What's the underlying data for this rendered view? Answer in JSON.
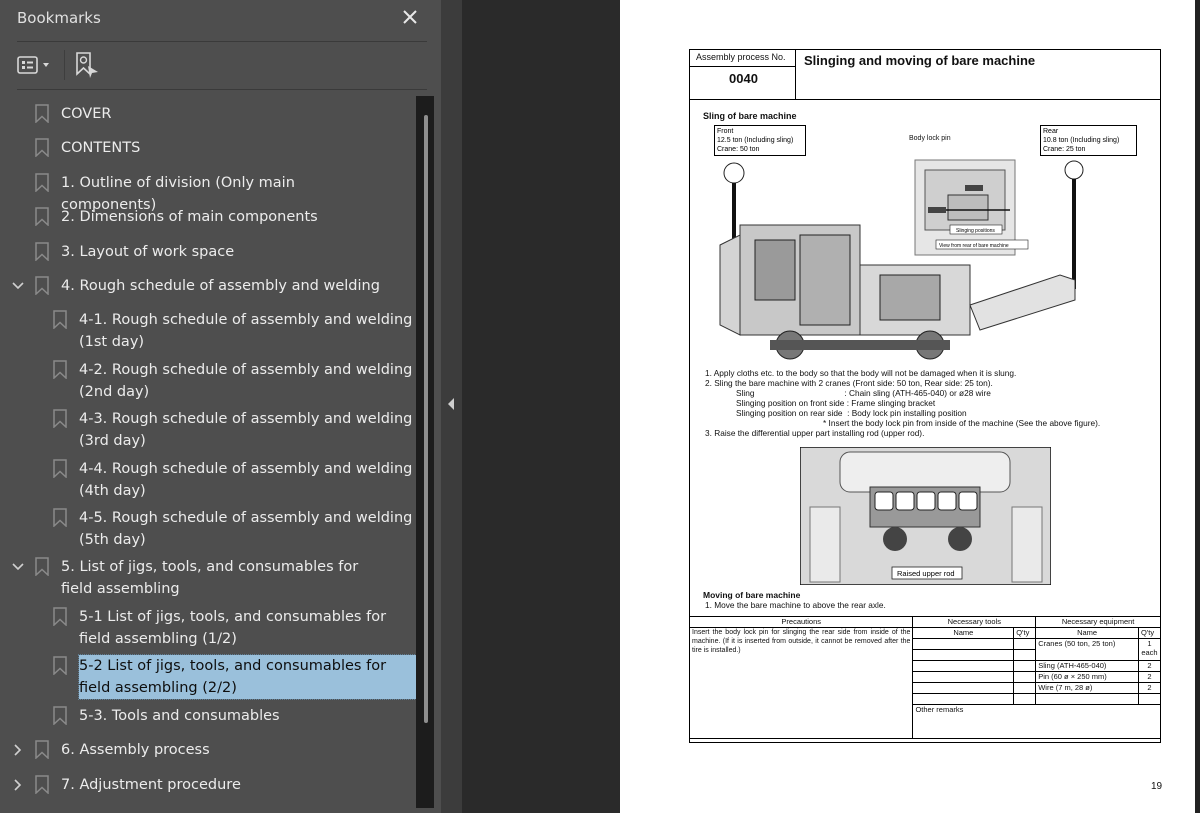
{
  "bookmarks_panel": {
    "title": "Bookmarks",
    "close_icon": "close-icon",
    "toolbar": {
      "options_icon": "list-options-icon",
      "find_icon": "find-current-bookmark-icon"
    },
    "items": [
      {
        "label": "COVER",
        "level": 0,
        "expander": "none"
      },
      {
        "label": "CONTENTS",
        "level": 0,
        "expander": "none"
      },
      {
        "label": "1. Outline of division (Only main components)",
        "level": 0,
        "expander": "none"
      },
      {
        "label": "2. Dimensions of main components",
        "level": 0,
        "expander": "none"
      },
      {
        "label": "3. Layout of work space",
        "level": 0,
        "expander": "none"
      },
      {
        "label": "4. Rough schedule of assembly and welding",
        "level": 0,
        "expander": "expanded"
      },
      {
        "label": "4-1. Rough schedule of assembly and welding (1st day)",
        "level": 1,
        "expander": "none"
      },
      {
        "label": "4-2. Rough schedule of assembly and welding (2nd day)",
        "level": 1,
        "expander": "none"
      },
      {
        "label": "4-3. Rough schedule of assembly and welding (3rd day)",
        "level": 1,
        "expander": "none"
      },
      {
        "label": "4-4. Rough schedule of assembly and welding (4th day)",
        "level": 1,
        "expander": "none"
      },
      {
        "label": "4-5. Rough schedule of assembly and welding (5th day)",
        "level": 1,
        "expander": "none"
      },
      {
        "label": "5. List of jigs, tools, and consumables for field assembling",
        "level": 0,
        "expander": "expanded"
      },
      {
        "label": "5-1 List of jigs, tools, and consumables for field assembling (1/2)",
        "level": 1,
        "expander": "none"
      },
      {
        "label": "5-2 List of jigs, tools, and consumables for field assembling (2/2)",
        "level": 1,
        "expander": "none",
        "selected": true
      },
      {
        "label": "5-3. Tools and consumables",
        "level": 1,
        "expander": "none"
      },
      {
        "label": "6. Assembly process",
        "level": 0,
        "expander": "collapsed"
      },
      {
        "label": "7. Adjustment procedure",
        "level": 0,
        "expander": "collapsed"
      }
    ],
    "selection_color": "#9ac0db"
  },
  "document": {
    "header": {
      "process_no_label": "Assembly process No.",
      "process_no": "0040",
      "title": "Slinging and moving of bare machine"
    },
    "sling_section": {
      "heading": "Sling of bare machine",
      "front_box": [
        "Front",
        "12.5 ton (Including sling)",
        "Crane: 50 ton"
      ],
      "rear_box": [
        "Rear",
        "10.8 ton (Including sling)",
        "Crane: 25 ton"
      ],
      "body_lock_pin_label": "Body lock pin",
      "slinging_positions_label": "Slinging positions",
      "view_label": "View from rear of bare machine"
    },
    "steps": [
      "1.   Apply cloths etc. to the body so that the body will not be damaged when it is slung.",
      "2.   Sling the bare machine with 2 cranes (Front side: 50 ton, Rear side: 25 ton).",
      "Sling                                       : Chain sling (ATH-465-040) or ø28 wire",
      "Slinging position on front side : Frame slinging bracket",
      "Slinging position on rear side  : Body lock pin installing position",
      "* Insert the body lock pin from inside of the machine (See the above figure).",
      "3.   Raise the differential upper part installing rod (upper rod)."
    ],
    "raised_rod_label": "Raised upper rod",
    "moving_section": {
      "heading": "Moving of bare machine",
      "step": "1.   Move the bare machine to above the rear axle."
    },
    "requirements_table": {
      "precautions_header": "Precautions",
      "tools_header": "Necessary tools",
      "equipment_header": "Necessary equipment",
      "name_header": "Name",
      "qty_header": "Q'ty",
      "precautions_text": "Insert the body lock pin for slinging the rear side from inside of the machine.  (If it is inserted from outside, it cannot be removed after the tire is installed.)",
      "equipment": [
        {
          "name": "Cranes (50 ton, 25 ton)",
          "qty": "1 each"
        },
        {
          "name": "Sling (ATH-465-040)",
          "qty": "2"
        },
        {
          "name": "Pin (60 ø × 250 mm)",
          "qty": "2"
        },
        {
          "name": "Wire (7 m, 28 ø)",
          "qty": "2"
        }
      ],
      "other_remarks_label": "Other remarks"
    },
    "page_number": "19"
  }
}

------------------------------------

Description of the task:
Without the pictures, repeat all the records word for word.

Task result:
What's the underlying data for this rendered view? Answer in JSON.
{
  "bookmarks_panel": {
    "title": "Bookmarks",
    "close_icon": "close-icon",
    "toolbar": {
      "options_icon": "list-options-icon",
      "find_icon": "find-current-bookmark-icon"
    },
    "items": [
      {
        "label": "COVER",
        "level": 0,
        "expander": "none"
      },
      {
        "label": "CONTENTS",
        "level": 0,
        "expander": "none"
      },
      {
        "label": "1. Outline of division (Only main components)",
        "level": 0,
        "expander": "none"
      },
      {
        "label": "2. Dimensions of main components",
        "level": 0,
        "expander": "none"
      },
      {
        "label": "3. Layout of work space",
        "level": 0,
        "expander": "none"
      },
      {
        "label": "4. Rough schedule of assembly and welding",
        "level": 0,
        "expander": "expanded"
      },
      {
        "label": "4-1. Rough schedule of assembly and welding (1st day)",
        "level": 1,
        "expander": "none"
      },
      {
        "label": "4-2. Rough schedule of assembly and welding (2nd day)",
        "level": 1,
        "expander": "none"
      },
      {
        "label": "4-3. Rough schedule of assembly and welding (3rd day)",
        "level": 1,
        "expander": "none"
      },
      {
        "label": "4-4. Rough schedule of assembly and welding (4th day)",
        "level": 1,
        "expander": "none"
      },
      {
        "label": "4-5. Rough schedule of assembly and welding (5th day)",
        "level": 1,
        "expander": "none"
      },
      {
        "label": "5. List of jigs, tools, and consumables for field assembling",
        "level": 0,
        "expander": "expanded"
      },
      {
        "label": "5-1 List of jigs, tools, and consumables for field assembling (1/2)",
        "level": 1,
        "expander": "none"
      },
      {
        "label": "5-2 List of jigs, tools, and consumables for field assembling (2/2)",
        "level": 1,
        "expander": "none",
        "selected": true
      },
      {
        "label": "5-3. Tools and consumables",
        "level": 1,
        "expander": "none"
      },
      {
        "label": "6. Assembly process",
        "level": 0,
        "expander": "collapsed"
      },
      {
        "label": "7. Adjustment procedure",
        "level": 0,
        "expander": "collapsed"
      }
    ],
    "selection_color": "#9ac0db"
  },
  "document": {
    "header": {
      "process_no_label": "Assembly process No.",
      "process_no": "0040",
      "title": "Slinging and moving of bare machine"
    },
    "sling_section": {
      "heading": "Sling of bare machine",
      "front_box": [
        "Front",
        "12.5 ton (Including sling)",
        "Crane: 50 ton"
      ],
      "rear_box": [
        "Rear",
        "10.8 ton (Including sling)",
        "Crane: 25 ton"
      ],
      "body_lock_pin_label": "Body lock pin",
      "slinging_positions_label": "Slinging positions",
      "view_label": "View from rear of bare machine"
    },
    "steps": [
      "1.   Apply cloths etc. to the body so that the body will not be damaged when it is slung.",
      "2.   Sling the bare machine with 2 cranes (Front side: 50 ton, Rear side: 25 ton).",
      "Sling                                       : Chain sling (ATH-465-040) or ø28 wire",
      "Slinging position on front side : Frame slinging bracket",
      "Slinging position on rear side  : Body lock pin installing position",
      "* Insert the body lock pin from inside of the machine (See the above figure).",
      "3.   Raise the differential upper part installing rod (upper rod)."
    ],
    "raised_rod_label": "Raised upper rod",
    "moving_section": {
      "heading": "Moving of bare machine",
      "step": "1.   Move the bare machine to above the rear axle."
    },
    "requirements_table": {
      "precautions_header": "Precautions",
      "tools_header": "Necessary tools",
      "equipment_header": "Necessary equipment",
      "name_header": "Name",
      "qty_header": "Q'ty",
      "precautions_text": "Insert the body lock pin for slinging the rear side from inside of the machine.  (If it is inserted from outside, it cannot be removed after the tire is installed.)",
      "equipment": [
        {
          "name": "Cranes (50 ton, 25 ton)",
          "qty": "1 each"
        },
        {
          "name": "Sling (ATH-465-040)",
          "qty": "2"
        },
        {
          "name": "Pin (60 ø × 250 mm)",
          "qty": "2"
        },
        {
          "name": "Wire (7 m, 28 ø)",
          "qty": "2"
        }
      ],
      "other_remarks_label": "Other remarks"
    },
    "page_number": "19"
  }
}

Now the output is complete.